* **Exercise prompt**
Find how many lines in the material contain "color"; your answer should be that number alone.

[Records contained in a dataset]
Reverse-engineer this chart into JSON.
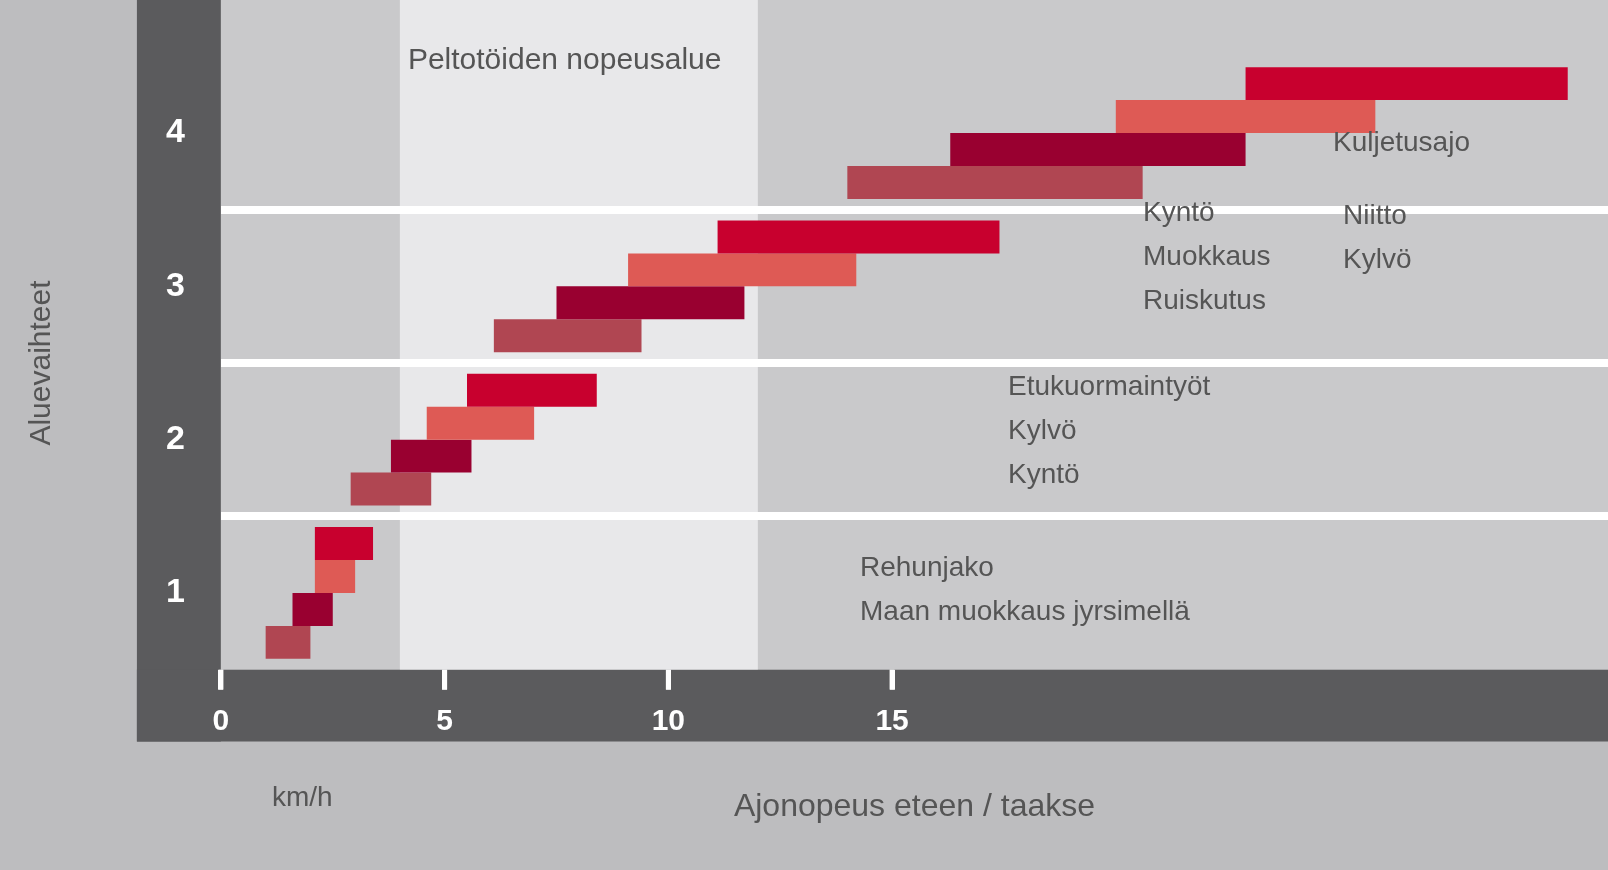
{
  "chart_data": {
    "type": "bar",
    "orientation": "horizontal",
    "xlabel": "Ajonopeus eteen / taakse",
    "ylabel": "Aluevaihteet",
    "categories": [
      "4",
      "3",
      "2",
      "1"
    ],
    "series": [
      {
        "color": "#c8002e",
        "base": [
          22.9,
          11.1,
          5.5,
          2.1
        ],
        "values": [
          7.2,
          6.3,
          2.9,
          1.3
        ]
      },
      {
        "color": "#de5a55",
        "base": [
          20.0,
          9.1,
          4.6,
          2.1
        ],
        "values": [
          5.8,
          5.1,
          2.4,
          0.9
        ]
      },
      {
        "color": "#990030",
        "base": [
          16.3,
          7.5,
          3.8,
          1.6
        ],
        "values": [
          6.6,
          4.2,
          1.8,
          0.9
        ]
      },
      {
        "color": "#b04652",
        "base": [
          14.0,
          6.1,
          2.9,
          1.0
        ],
        "values": [
          6.6,
          3.3,
          1.8,
          1.0
        ]
      }
    ],
    "xlim": [
      0,
      31
    ],
    "xticks": [
      0,
      5,
      10,
      15
    ],
    "bands": [
      {
        "axis": "x",
        "from": 4,
        "to": 12,
        "label": "Peltotöiden nopeusalue",
        "color": "#e8e8ea"
      }
    ],
    "annotations": [
      "Kuljetusajo",
      "Kyntö\nMuokkaus\nRuiskutus",
      "Niitto\nKylvö",
      "Etukuormaintyöt\nKylvö\nKyntö",
      "Rehunjako\nMaan muokkaus jyrsimellä",
      "km/h"
    ],
    "grid": "y",
    "legend": false
  }
}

* **Full output**
5